* _Figure collection entries_:
════════

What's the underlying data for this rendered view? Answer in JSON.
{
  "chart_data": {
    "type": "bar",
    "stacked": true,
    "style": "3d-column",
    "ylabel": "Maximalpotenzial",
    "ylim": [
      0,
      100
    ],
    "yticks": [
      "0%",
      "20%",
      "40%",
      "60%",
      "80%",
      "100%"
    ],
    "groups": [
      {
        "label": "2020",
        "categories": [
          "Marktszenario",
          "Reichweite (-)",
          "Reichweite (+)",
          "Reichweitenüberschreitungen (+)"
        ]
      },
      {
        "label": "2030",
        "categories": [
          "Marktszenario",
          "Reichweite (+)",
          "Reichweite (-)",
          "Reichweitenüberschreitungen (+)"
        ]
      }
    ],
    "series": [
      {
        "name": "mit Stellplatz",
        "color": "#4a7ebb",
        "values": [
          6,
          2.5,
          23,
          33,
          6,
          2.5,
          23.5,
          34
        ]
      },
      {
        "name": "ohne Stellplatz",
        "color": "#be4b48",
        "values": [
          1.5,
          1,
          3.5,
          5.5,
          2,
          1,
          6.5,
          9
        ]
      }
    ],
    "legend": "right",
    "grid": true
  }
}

════════

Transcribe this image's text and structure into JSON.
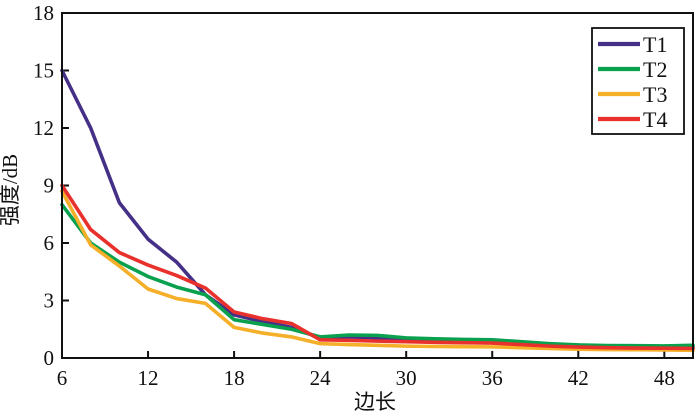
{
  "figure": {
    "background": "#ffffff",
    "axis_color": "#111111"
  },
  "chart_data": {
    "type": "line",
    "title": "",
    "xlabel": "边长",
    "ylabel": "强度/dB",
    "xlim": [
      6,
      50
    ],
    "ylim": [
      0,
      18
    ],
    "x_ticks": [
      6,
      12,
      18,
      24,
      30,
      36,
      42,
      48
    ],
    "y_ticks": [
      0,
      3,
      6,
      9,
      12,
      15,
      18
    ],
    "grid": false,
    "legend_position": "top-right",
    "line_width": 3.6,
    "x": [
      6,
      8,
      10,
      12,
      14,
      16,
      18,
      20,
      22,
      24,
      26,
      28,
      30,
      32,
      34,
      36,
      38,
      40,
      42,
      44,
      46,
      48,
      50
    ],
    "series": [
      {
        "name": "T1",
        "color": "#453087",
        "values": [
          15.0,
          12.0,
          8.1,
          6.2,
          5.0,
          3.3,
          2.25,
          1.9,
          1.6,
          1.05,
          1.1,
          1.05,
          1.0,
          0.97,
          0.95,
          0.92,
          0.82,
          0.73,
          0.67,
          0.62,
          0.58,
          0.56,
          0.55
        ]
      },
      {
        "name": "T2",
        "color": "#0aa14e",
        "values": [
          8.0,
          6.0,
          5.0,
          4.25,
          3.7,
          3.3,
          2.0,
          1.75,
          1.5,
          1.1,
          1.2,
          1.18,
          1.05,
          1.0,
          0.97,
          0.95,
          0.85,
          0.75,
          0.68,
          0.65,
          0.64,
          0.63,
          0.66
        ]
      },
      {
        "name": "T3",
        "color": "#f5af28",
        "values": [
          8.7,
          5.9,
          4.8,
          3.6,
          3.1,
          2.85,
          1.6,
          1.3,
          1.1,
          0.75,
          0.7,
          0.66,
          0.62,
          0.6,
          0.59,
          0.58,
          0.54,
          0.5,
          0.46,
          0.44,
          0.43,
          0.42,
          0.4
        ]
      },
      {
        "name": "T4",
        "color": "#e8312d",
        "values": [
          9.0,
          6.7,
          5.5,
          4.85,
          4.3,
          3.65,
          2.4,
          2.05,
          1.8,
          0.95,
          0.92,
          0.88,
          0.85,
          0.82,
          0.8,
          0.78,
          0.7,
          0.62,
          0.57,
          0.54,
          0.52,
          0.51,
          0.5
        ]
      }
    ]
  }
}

════════

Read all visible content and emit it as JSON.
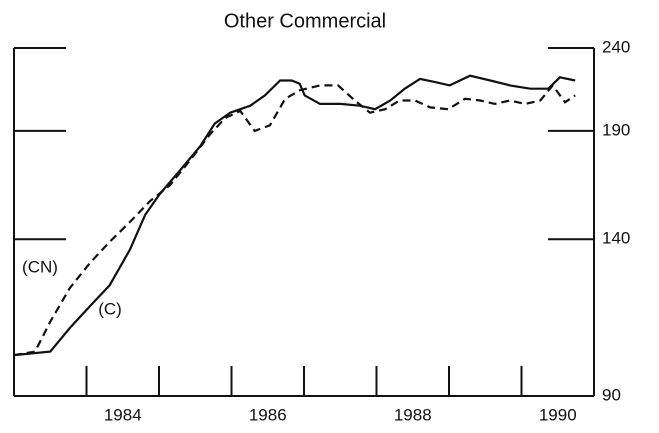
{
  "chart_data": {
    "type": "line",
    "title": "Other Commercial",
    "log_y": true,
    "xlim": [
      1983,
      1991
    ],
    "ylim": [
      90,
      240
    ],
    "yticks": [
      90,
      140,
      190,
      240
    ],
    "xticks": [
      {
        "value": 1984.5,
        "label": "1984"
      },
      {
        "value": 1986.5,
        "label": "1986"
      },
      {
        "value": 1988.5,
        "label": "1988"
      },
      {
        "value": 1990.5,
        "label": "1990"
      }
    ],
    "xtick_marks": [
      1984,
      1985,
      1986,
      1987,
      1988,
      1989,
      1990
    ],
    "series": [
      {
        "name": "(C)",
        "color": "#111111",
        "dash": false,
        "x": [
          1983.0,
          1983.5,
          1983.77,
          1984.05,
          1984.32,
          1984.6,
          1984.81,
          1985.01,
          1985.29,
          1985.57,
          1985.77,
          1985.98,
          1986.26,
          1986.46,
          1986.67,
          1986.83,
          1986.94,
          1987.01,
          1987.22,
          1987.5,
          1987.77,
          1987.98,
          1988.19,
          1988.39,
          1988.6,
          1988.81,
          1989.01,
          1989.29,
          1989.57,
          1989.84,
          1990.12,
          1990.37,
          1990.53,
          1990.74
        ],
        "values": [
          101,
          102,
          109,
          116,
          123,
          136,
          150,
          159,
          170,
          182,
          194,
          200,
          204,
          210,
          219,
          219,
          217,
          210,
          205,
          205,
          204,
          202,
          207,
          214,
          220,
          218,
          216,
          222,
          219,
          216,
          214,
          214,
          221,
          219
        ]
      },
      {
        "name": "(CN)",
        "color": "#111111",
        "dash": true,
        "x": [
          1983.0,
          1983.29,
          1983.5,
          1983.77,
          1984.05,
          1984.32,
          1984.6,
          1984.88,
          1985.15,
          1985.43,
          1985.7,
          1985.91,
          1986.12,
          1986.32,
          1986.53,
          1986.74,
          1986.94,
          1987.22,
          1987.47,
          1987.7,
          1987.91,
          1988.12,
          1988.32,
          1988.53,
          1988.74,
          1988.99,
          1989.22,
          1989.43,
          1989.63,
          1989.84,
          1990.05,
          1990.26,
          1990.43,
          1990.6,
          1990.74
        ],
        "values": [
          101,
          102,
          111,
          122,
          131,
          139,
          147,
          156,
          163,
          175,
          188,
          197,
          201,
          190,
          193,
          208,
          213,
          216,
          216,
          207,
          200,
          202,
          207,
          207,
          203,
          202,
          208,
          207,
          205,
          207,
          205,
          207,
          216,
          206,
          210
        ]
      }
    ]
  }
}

════════

* _Exercise brief_: Scan the records above for the string "name", then select every line that holds it.

* _Answer to this task_:
        "name": "mit Stellplatz",
        "name": "ohne Stellplatz",
        "name": "T1",
        "name": "T2",
        "name": "T3",
        "name": "T4",
        "name": "(C)",
        "name": "(CN)",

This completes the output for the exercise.